_Task details_
Go through the entries and count the lines with the string "Ивановской" in them. Give only that number.

_Provided entries_
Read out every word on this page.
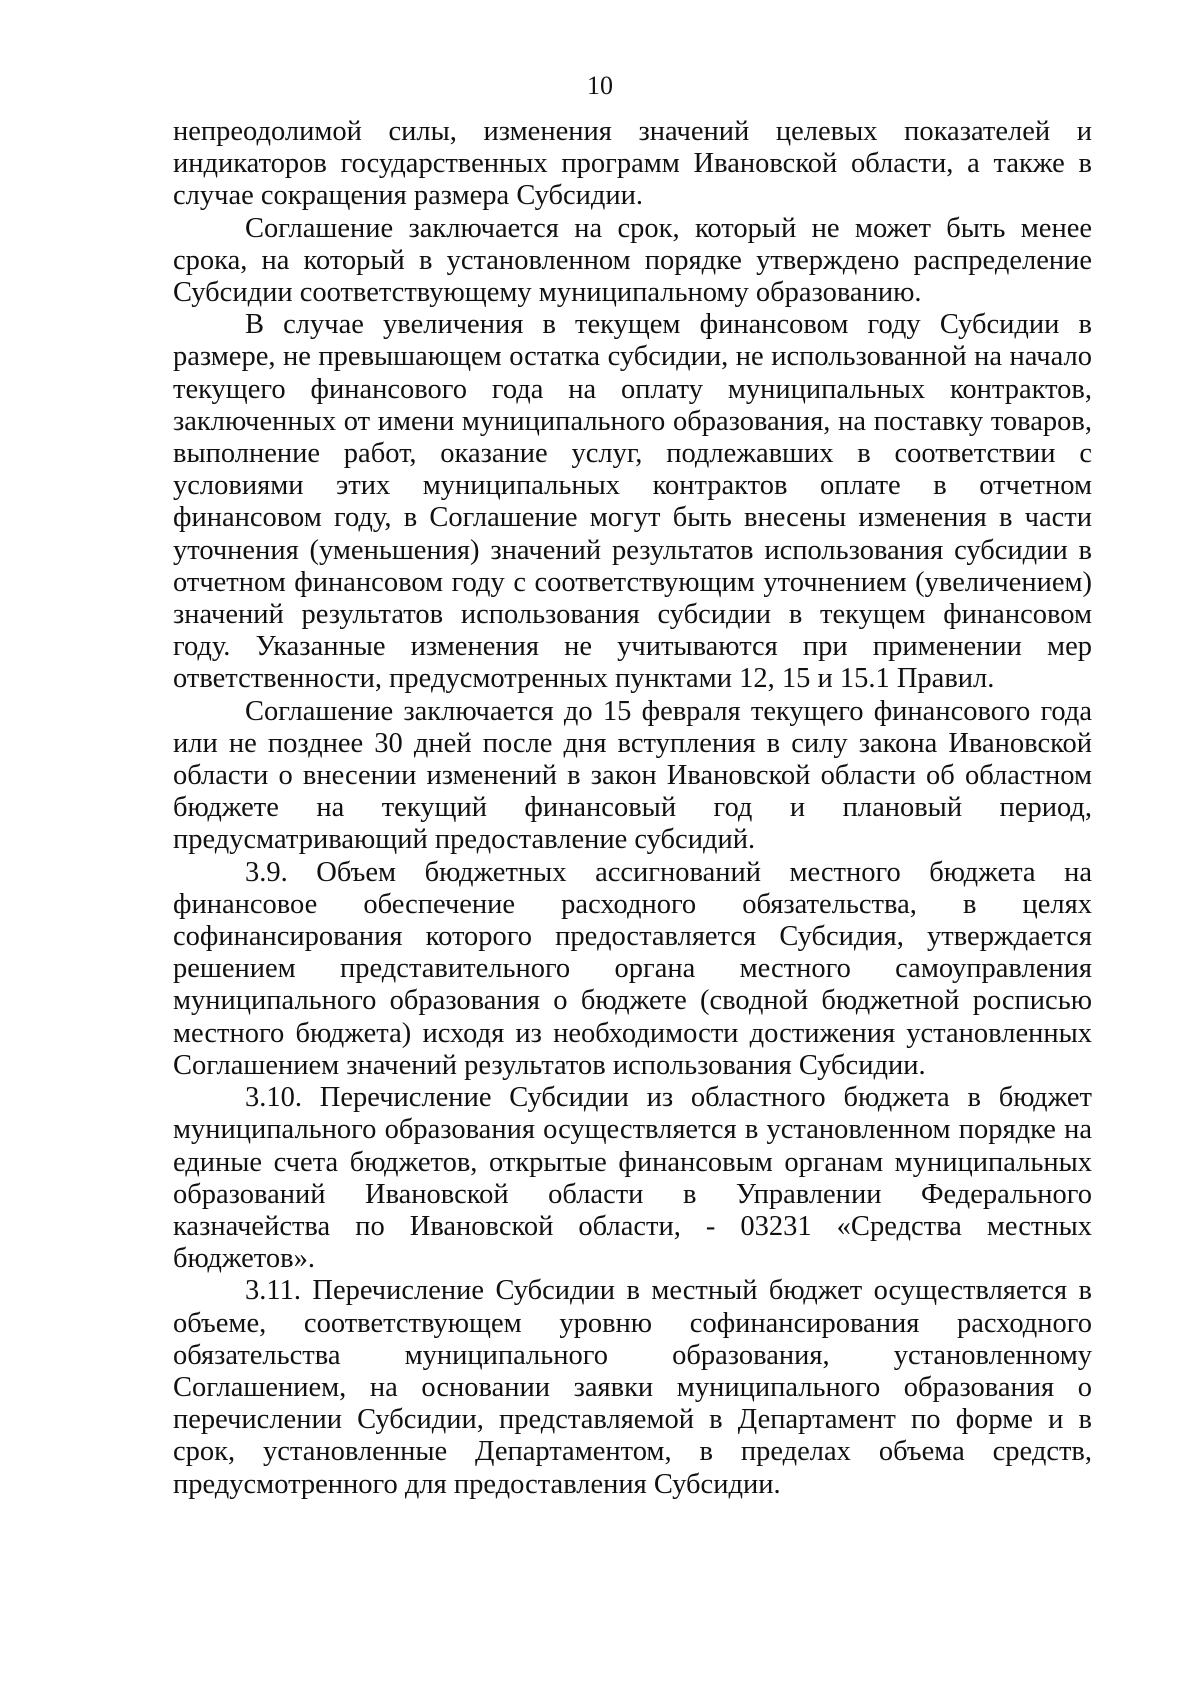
10

непреодолимой силы, изменения значений целевых показателей и индикаторов государственных программ Ивановской области, а также в случае сокращения размера Субсидии.

Соглашение заключается на срок, который не может быть менее срока, на который в установленном порядке утверждено распределение Субсидии соответствующему муниципальному образованию.

В случае увеличения в текущем финансовом году Субсидии в размере, не превышающем остатка субсидии, не использованной на начало текущего финансового года на оплату муниципальных контрактов, заключенных от имени муниципального образования, на поставку товаров, выполнение работ, оказание услуг, подлежавших в соответствии с условиями этих муниципальных контрактов оплате в отчетном финансовом году, в Соглашение могут быть внесены изменения в части уточнения (уменьшения) значений результатов использования субсидии в отчетном финансовом году с соответствующим уточнением (увеличением) значений результатов использования субсидии в текущем финансовом году. Указанные изменения не учитываются при применении мер ответственности, предусмотренных пунктами 12, 15 и 15.1 Правил.

Соглашение заключается до 15 февраля текущего финансового года или не позднее 30 дней после дня вступления в силу закона Ивановской области о внесении изменений в закон Ивановской области об областном бюджете на текущий финансовый год и плановый период, предусматривающий предоставление субсидий.

3.9. Объем бюджетных ассигнований местного бюджета на финансовое обеспечение расходного обязательства, в целях софинансирования которого предоставляется Субсидия, утверждается решением представительного органа местного самоуправления муниципального образования о бюджете (сводной бюджетной росписью местного бюджета) исходя из необходимости достижения установленных Соглашением значений результатов использования Субсидии.

3.10. Перечисление Субсидии из областного бюджета в бюджет муниципального образования осуществляется в установленном порядке на единые счета бюджетов, открытые финансовым органам муниципальных образований Ивановской области в Управлении Федерального казначейства по Ивановской области, - 03231 «Средства местных бюджетов».

3.11. Перечисление Субсидии в местный бюджет осуществляется в объеме, соответствующем уровню софинансирования расходного обязательства муниципального образования, установленному Соглашением, на основании заявки муниципального образования о перечислении Субсидии, представляемой в Департамент по форме и в срок, установленные Департаментом, в пределах объема средств, предусмотренного для предоставления Субсидии.
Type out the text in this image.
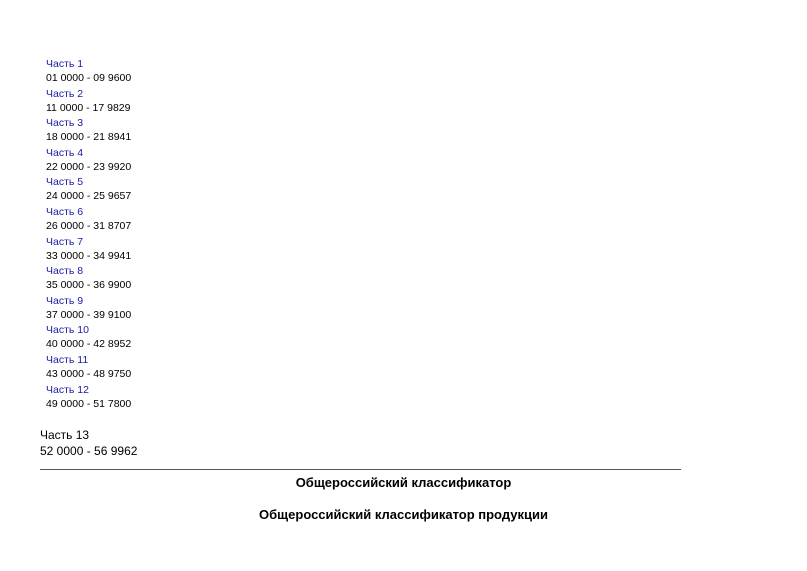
Часть 1
01 0000 - 09 9600
Часть 2
11 0000 - 17 9829
Часть 3
18 0000 - 21 8941
Часть 4
22 0000 - 23 9920
Часть 5
24 0000 - 25 9657
Часть 6
26 0000 - 31 8707
Часть 7
33 0000 - 34 9941
Часть 8
35 0000 - 36 9900
Часть 9
37 0000 - 39 9100
Часть 10
40 0000 - 42 8952
Часть 11
43 0000 - 48 9750
Часть 12
49 0000 - 51 7800
Часть 13
52 0000 - 56 9962
Общероссийский классификатор
Общероссийский классификатор продукции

_Full output_
3